Given instruction
Write out the listing below without alteration, omitting its pictures.

(Saved data entries)
-------

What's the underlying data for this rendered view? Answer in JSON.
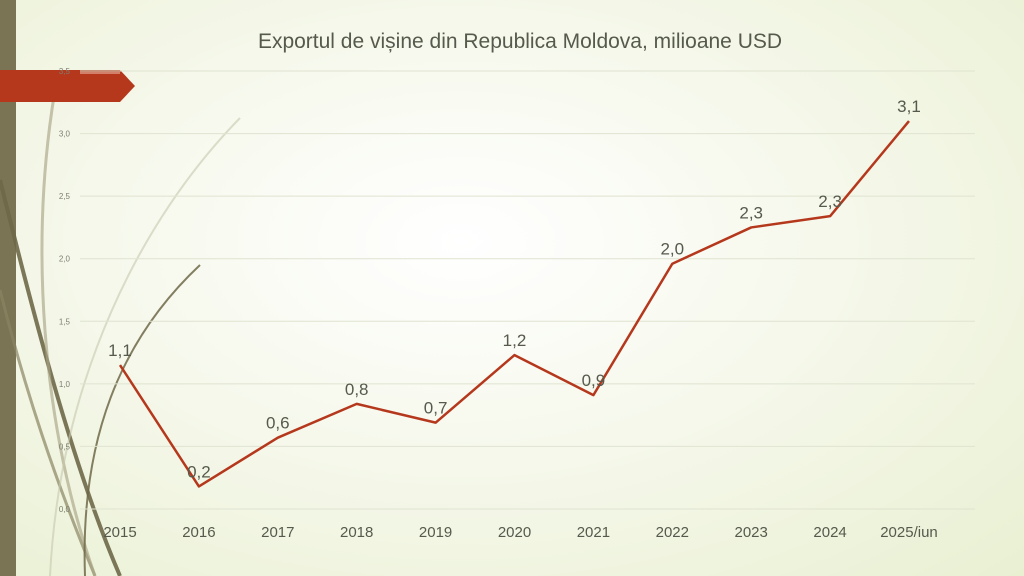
{
  "chart_data": {
    "type": "line",
    "title": "Exportul de vișine din Republica Moldova, milioane USD",
    "categories": [
      "2015",
      "2016",
      "2017",
      "2018",
      "2019",
      "2020",
      "2021",
      "2022",
      "2023",
      "2024",
      "2025/iun"
    ],
    "series": [
      {
        "values": [
          1.15,
          0.18,
          0.57,
          0.84,
          0.69,
          1.23,
          0.91,
          1.96,
          2.25,
          2.34,
          3.1
        ],
        "labels": [
          "1,1",
          "0,2",
          "0,6",
          "0,8",
          "0,7",
          "1,2",
          "0,9",
          "2,0",
          "2,3",
          "2,3",
          "3,1"
        ],
        "color": "#b5381d"
      }
    ],
    "yaxis": {
      "ticks": [
        0,
        0.5,
        1,
        1.5,
        2,
        2.5,
        3,
        3.5
      ],
      "tick_labels": [
        "0,0",
        "0,5",
        "1,0",
        "1,5",
        "2,0",
        "2,5",
        "3,0",
        "3,5"
      ],
      "ylim": [
        0,
        3.5
      ]
    },
    "grid": true,
    "legend": "none"
  },
  "theme": {
    "accent": "#b5381d",
    "sidebar": "#7a7354",
    "grid_color": "#dfe3d0",
    "text_color": "#555a4c"
  }
}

-------

The answer
What's the underlying data for this rendered view? Answer in JSON.
{
  "chart_data": {
    "type": "line",
    "title": "Exportul de vișine din Republica Moldova, milioane USD",
    "categories": [
      "2015",
      "2016",
      "2017",
      "2018",
      "2019",
      "2020",
      "2021",
      "2022",
      "2023",
      "2024",
      "2025/iun"
    ],
    "series": [
      {
        "values": [
          1.15,
          0.18,
          0.57,
          0.84,
          0.69,
          1.23,
          0.91,
          1.96,
          2.25,
          2.34,
          3.1
        ],
        "labels": [
          "1,1",
          "0,2",
          "0,6",
          "0,8",
          "0,7",
          "1,2",
          "0,9",
          "2,0",
          "2,3",
          "2,3",
          "3,1"
        ],
        "color": "#b5381d"
      }
    ],
    "yaxis": {
      "ticks": [
        0,
        0.5,
        1,
        1.5,
        2,
        2.5,
        3,
        3.5
      ],
      "tick_labels": [
        "0,0",
        "0,5",
        "1,0",
        "1,5",
        "2,0",
        "2,5",
        "3,0",
        "3,5"
      ],
      "ylim": [
        0,
        3.5
      ]
    },
    "grid": true,
    "legend": "none"
  },
  "theme": {
    "accent": "#b5381d",
    "sidebar": "#7a7354",
    "grid_color": "#dfe3d0",
    "text_color": "#555a4c"
  }
}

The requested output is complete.